## ТЕКСТ ДЛЯ ЧТЕНИЯ
........
Как реализовать заполнение таблицы тестовыми данными
Как заполнить таблицу тестовыми данными 5000 строк(данные осознанные именно фамилия, имя, отчество не цифры и не хеш)
CREATE TABLE parents
(
parent_id integer PRIMARY KEY,
last_name varchar,
first_name varchar,
middle_name varchar
);
Ответы (1 шт):
Автор решения: Alexander Pavlov
→ Ссылка
Не такая и сложная задача.
Код ниже генерирует 5000 уникальных имён, но если убрать ограничения rn <= 2500, то сгенерирует 50*49*50 + 50*49*50 == 245 000. А если сходить по ссылкам и взять больше имён/фамилий, то можно и больше нагенерировать.
with surnames as (
-- https://www.al.com/news/2019/10/50-most-common-last-names-in-america.html
select * from
unnest(
'{"Smith","Johnson","Williams","Brown","Jones","Garcia","Miller","Davis",
"Rodriguez","Martinez","Hernandez","Lopez","Gonzalez",
"Wilson","Anderson","Thomas","Taylor","Moore","Jackson","Martin","Lee",
"Perez","Thompson","White","Harris","Sanchez","Clark",
"Ramirez","Lewis","Robinson","Walker","Young","Allen","King",
"Wright","Scott","Torres","Nguyen","Hill","Flores","Green","Adams",
"Nelson","Baker","Hall","Rivera","Campbell","Mitchell","Carter","Roberts"}'::text[]
) surname
),
women_names as (
-- https://www.whattoexpect.com/baby-names/list/top-baby-names-for-girls/
select * from
unnest(
'{"Olivia","Emma","Charlotte","Amelia","Ava","Sophia","Isabella","Mia","Evelyn",
"Harper","Luna","Camila","Gianna","Elizabeth",
"Eleanor","Ella","Abigail","Sofia","Avery","Scarlett","Emily","Aria","Penelope",
"Chloe","Layla","Mila","Nora","Hazel","Madison","Ellie","
Lily","Nova","Isla","Grace","Violet","Aurora","Riley","Zoey","Willow","Emilia",
"Stella","Zoe","Victoria","Hannah","Addison",
"Leah","Lucy","Eliana","Ivy","Everly"}'::text[]
) forename
),
men_names as (
-- https://www.whattoexpect.com/baby-names/list/top-baby-names-for-boys/
select * from
unnest(
'{"Liam","Noah","Oliver","Elijah","James","William","Benjamin","Lucas","Henry",
"Theodore","Jack","Levi","Alexander","Jackson",
"Mateo","Daniel","Michael","Mason","Sebastian","Ethan","Logan","Owen","Samuel",
"Jacob","Asher","Aiden","John","Joseph","Wyatt",
"David","Leo","Luke","Julian","Hudson","Grayson","Matthew","Ezra","Gabriel",
"Carter","Isaac","Jayden","Luca","Anthony",
"Dylan","Lincoln","Thomas","Maverick","Elias","Josiah","Charles"}' ::text[]
) forename
),
men as (
select
fn.forename as firstName,
mn.forename as middleName,
surname,
row_number() over (order by md5(concat(fn.forename, mn.forename, surname)::bytea)) rn
from men_names fn
inner join men_names mn on mn.forename != fn.forename
cross join surnames
),
women as (
select
fn.forename as firstName,
mn.forename as middleName,
surname,
row_number() over (order by md5(concat(fn.forename, mn.forename, surname)::bytea)) rn
from women_names fn
inner join women_names mn on mn.forename != fn.forename
cross join surnames
)
........
## ПРЕДОСТАВЛЕННЫЙ МАТЕРИАЛ

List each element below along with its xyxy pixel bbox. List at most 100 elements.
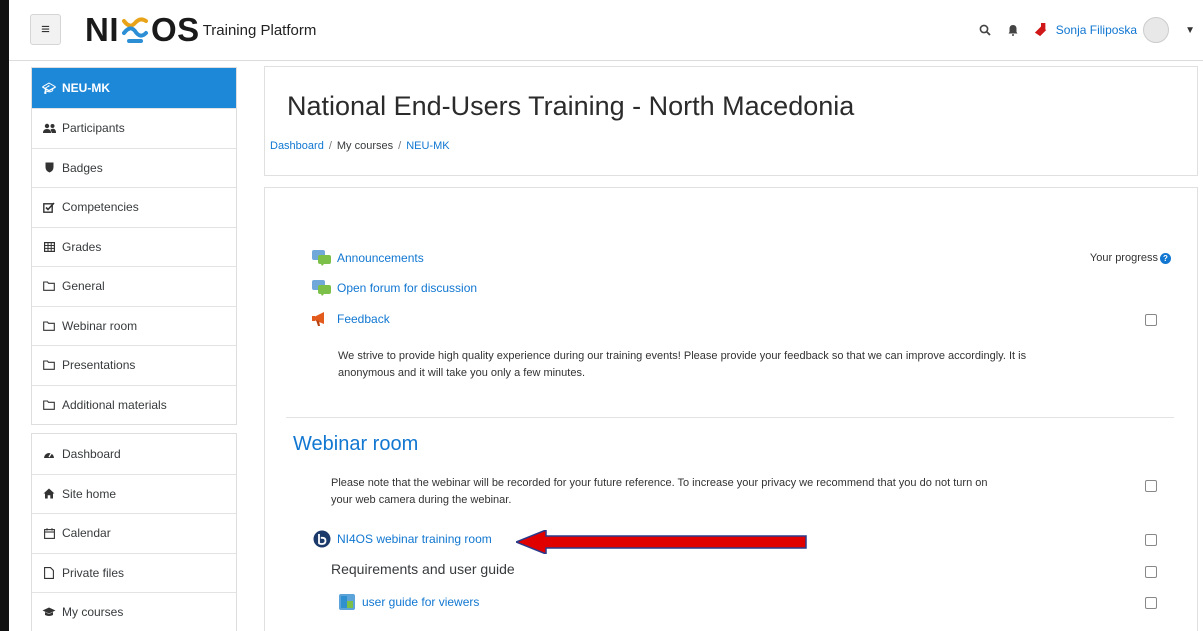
........
## УСЛОВИЯ ЗАДАНИЙ
1. Сколько уникальных имён, согласно тексту о заполнении таблицы тестовыми данными, сгенерирует код, если убрать ограничения rn <= 2500?
2. Перепишите часть текста о заполнении таблицы тестовыми данными, заменив «уникальных» на «неповторяющихся». Начните с места, где стоят слова «Как реализовать заполнение», и остановитесь после слов «и больше нагенерировать.».

## ПИСЬМЕННЫЕ ОТВЕТЫ
1. 245 000.

2.
Как реализовать заполнение таблицы тестовыми данными
Как заполнить таблицу тестовыми данными 5000 строк(данные осознанные именно фамилия, имя, отчество не цифры и не хеш)
CREATE TABLE parents
(
parent_id integer PRIMARY KEY,
last_name varchar,
first_name varchar,
middle_name varchar
);
Ответы (1 шт):
Автор решения: Alexander Pavlov
→ Ссылка
Не такая и сложная задача.
Код ниже генерирует 5000 неповторяющихся имён, но если убрать ограничения rn <= 2500, то сгенерирует 50*49*50 + 50*49*50 == 245 000. А если сходить по ссылкам и взять больше имён/фамилий, то можно и больше нагенерировать.